-- Input rows --

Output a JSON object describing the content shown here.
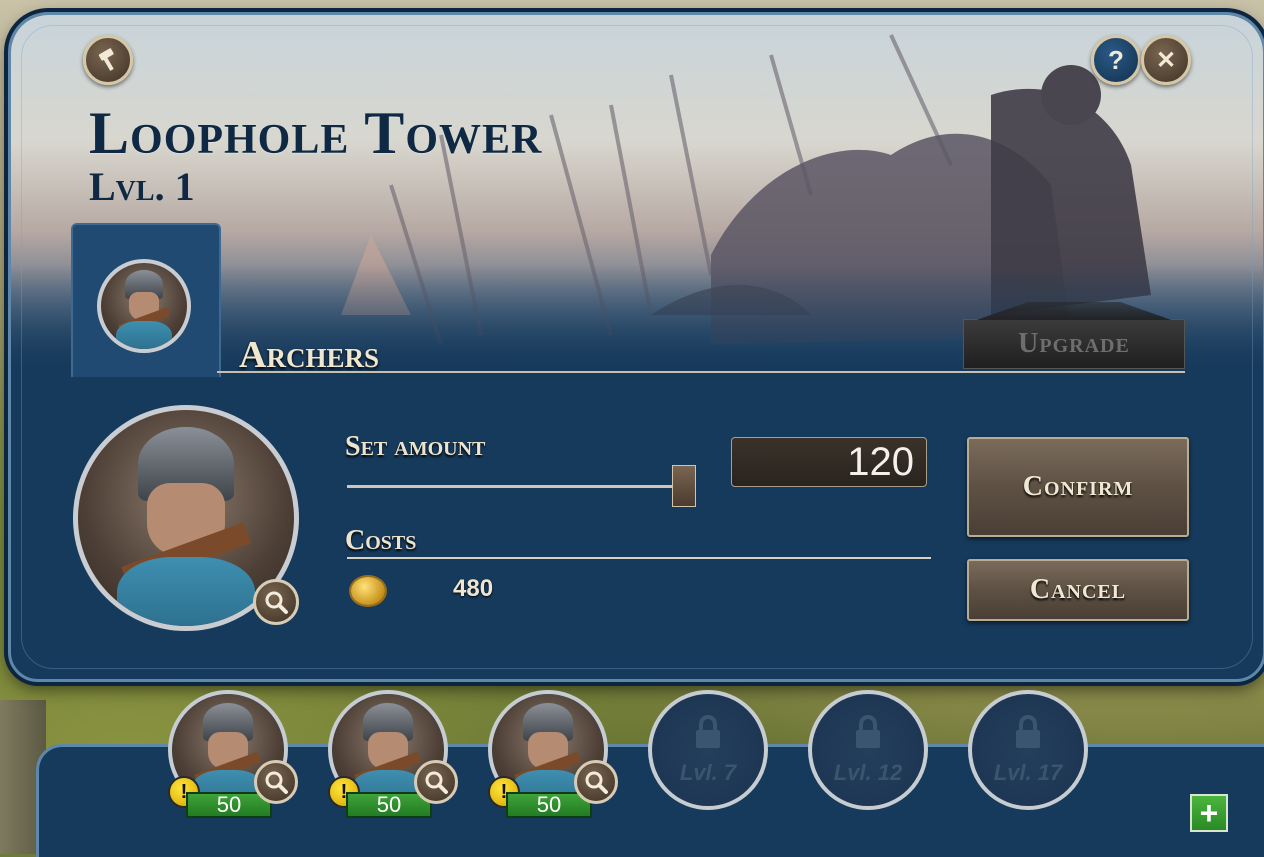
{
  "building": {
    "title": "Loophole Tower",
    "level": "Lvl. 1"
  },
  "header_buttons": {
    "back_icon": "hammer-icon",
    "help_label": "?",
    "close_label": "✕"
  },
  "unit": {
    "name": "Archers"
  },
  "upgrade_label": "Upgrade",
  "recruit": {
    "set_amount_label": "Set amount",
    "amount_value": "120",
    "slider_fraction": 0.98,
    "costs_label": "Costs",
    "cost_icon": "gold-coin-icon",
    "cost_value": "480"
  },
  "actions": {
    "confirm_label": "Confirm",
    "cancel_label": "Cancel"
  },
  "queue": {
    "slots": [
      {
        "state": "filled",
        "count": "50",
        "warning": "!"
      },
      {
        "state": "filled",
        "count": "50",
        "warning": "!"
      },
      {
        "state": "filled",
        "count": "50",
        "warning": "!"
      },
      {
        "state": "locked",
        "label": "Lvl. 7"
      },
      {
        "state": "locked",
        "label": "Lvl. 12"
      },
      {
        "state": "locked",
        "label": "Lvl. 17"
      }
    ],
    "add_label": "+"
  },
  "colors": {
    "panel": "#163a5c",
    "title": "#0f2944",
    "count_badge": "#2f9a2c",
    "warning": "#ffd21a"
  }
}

-- Instructions for the task --
Every record gets retyped exactly; no picture goes into the copy.

-- Task output --
Output a JSON object describing the content shown here.
{
  "building": {
    "title": "Loophole Tower",
    "level": "Lvl. 1"
  },
  "header_buttons": {
    "back_icon": "hammer-icon",
    "help_label": "?",
    "close_label": "✕"
  },
  "unit": {
    "name": "Archers"
  },
  "upgrade_label": "Upgrade",
  "recruit": {
    "set_amount_label": "Set amount",
    "amount_value": "120",
    "slider_fraction": 0.98,
    "costs_label": "Costs",
    "cost_icon": "gold-coin-icon",
    "cost_value": "480"
  },
  "actions": {
    "confirm_label": "Confirm",
    "cancel_label": "Cancel"
  },
  "queue": {
    "slots": [
      {
        "state": "filled",
        "count": "50",
        "warning": "!"
      },
      {
        "state": "filled",
        "count": "50",
        "warning": "!"
      },
      {
        "state": "filled",
        "count": "50",
        "warning": "!"
      },
      {
        "state": "locked",
        "label": "Lvl. 7"
      },
      {
        "state": "locked",
        "label": "Lvl. 12"
      },
      {
        "state": "locked",
        "label": "Lvl. 17"
      }
    ],
    "add_label": "+"
  },
  "colors": {
    "panel": "#163a5c",
    "title": "#0f2944",
    "count_badge": "#2f9a2c",
    "warning": "#ffd21a"
  }
}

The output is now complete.